__Request__: Output the records exactly. Include every line.

########################################

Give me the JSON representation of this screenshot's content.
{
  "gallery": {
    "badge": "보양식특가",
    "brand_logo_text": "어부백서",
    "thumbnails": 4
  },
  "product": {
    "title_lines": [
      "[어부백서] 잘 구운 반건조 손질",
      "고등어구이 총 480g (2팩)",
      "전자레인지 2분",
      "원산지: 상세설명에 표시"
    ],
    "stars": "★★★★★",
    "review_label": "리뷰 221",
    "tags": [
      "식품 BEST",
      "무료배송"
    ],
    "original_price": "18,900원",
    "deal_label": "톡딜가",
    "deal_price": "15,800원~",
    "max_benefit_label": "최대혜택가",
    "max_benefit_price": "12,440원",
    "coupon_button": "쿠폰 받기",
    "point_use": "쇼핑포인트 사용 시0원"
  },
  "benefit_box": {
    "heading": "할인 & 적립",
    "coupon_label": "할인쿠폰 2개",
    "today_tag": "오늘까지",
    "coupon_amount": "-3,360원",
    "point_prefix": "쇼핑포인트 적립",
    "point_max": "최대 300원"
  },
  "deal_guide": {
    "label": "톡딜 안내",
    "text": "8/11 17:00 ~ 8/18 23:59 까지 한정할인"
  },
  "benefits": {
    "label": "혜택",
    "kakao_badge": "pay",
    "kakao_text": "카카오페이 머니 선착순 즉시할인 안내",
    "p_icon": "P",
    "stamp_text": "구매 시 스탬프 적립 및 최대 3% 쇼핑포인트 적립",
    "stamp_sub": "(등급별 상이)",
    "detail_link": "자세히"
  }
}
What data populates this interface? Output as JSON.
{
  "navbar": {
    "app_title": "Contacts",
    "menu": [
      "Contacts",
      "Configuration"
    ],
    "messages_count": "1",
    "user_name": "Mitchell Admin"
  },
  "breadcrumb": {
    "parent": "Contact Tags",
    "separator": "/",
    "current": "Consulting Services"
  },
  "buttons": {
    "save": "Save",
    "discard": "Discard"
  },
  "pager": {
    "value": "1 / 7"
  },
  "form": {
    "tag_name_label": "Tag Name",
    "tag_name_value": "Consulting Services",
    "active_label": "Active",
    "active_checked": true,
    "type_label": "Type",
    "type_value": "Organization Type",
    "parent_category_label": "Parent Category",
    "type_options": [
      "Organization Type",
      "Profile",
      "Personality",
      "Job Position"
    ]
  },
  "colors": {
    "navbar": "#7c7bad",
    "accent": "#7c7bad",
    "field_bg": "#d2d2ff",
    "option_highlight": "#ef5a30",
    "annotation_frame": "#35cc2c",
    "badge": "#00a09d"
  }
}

########################################

__Reply__:
Give me the JSON representation of this screenshot's content.
{
  "gallery": {
    "badge": "보양식특가",
    "brand_logo_text": "어부백서",
    "thumbnails": 4
  },
  "product": {
    "title_lines": [
      "[어부백서] 잘 구운 반건조 손질",
      "고등어구이 총 480g (2팩)",
      "전자레인지 2분",
      "원산지: 상세설명에 표시"
    ],
    "stars": "★★★★★",
    "review_label": "리뷰 221",
    "tags": [
      "식품 BEST",
      "무료배송"
    ],
    "original_price": "18,900원",
    "deal_label": "톡딜가",
    "deal_price": "15,800원~",
    "max_benefit_label": "최대혜택가",
    "max_benefit_price": "12,440원",
    "coupon_button": "쿠폰 받기",
    "point_use": "쇼핑포인트 사용 시0원"
  },
  "benefit_box": {
    "heading": "할인 & 적립",
    "coupon_label": "할인쿠폰 2개",
    "today_tag": "오늘까지",
    "coupon_amount": "-3,360원",
    "point_prefix": "쇼핑포인트 적립",
    "point_max": "최대 300원"
  },
  "deal_guide": {
    "label": "톡딜 안내",
    "text": "8/11 17:00 ~ 8/18 23:59 까지 한정할인"
  },
  "benefits": {
    "label": "혜택",
    "kakao_badge": "pay",
    "kakao_text": "카카오페이 머니 선착순 즉시할인 안내",
    "p_icon": "P",
    "stamp_text": "구매 시 스탬프 적립 및 최대 3% 쇼핑포인트 적립",
    "stamp_sub": "(등급별 상이)",
    "detail_link": "자세히"
  }
}
What data populates this interface? Output as JSON.
{
  "navbar": {
    "app_title": "Contacts",
    "menu": [
      "Contacts",
      "Configuration"
    ],
    "messages_count": "1",
    "user_name": "Mitchell Admin"
  },
  "breadcrumb": {
    "parent": "Contact Tags",
    "separator": "/",
    "current": "Consulting Services"
  },
  "buttons": {
    "save": "Save",
    "discard": "Discard"
  },
  "pager": {
    "value": "1 / 7"
  },
  "form": {
    "tag_name_label": "Tag Name",
    "tag_name_value": "Consulting Services",
    "active_label": "Active",
    "active_checked": true,
    "type_label": "Type",
    "type_value": "Organization Type",
    "parent_category_label": "Parent Category",
    "type_options": [
      "Organization Type",
      "Profile",
      "Personality",
      "Job Position"
    ]
  },
  "colors": {
    "navbar": "#7c7bad",
    "accent": "#7c7bad",
    "field_bg": "#d2d2ff",
    "option_highlight": "#ef5a30",
    "annotation_frame": "#35cc2c",
    "badge": "#00a09d"
  }
}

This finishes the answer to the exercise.